***** Task inputs

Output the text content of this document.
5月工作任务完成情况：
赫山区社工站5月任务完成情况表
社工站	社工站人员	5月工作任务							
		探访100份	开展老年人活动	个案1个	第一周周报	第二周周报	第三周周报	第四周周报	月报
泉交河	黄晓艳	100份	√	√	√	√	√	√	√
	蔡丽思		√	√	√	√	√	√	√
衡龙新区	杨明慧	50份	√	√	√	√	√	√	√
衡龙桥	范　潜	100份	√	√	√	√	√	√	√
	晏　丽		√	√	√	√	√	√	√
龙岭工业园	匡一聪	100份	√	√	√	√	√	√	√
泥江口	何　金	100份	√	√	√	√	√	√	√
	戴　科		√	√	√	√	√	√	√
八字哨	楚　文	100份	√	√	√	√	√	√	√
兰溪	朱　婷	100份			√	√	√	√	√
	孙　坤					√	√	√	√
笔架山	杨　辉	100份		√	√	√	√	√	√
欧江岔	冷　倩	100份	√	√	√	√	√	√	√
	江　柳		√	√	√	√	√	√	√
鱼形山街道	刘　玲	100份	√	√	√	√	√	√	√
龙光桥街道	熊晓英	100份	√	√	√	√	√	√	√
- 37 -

**********

What you have to do
Extract the listing in its entirety and repeat it exactly.

Final answer
Output the text content of this document.
5月工作任务完成情况：
赫山区社工站5月任务完成情况表
社工站	社工站人员	5月工作任务							
		探访100份	开展老年人活动	个案1个	第一周周报	第二周周报	第三周周报	第四周周报	月报
泉交河	黄晓艳	100份	√	√	√	√	√	√	√
	蔡丽思		√	√	√	√	√	√	√
衡龙新区	杨明慧	50份	√	√	√	√	√	√	√
衡龙桥	范　潜	100份	√	√	√	√	√	√	√
	晏　丽		√	√	√	√	√	√	√
龙岭工业园	匡一聪	100份	√	√	√	√	√	√	√
泥江口	何　金	100份	√	√	√	√	√	√	√
	戴　科		√	√	√	√	√	√	√
八字哨	楚　文	100份	√	√	√	√	√	√	√
兰溪	朱　婷	100份			√	√	√	√	√
	孙　坤					√	√	√	√
笔架山	杨　辉	100份		√	√	√	√	√	√
欧江岔	冷　倩	100份	√	√	√	√	√	√	√
	江　柳		√	√	√	√	√	√	√
鱼形山街道	刘　玲	100份	√	√	√	√	√	√	√
龙光桥街道	熊晓英	100份	√	√	√	√	√	√	√
- 37 -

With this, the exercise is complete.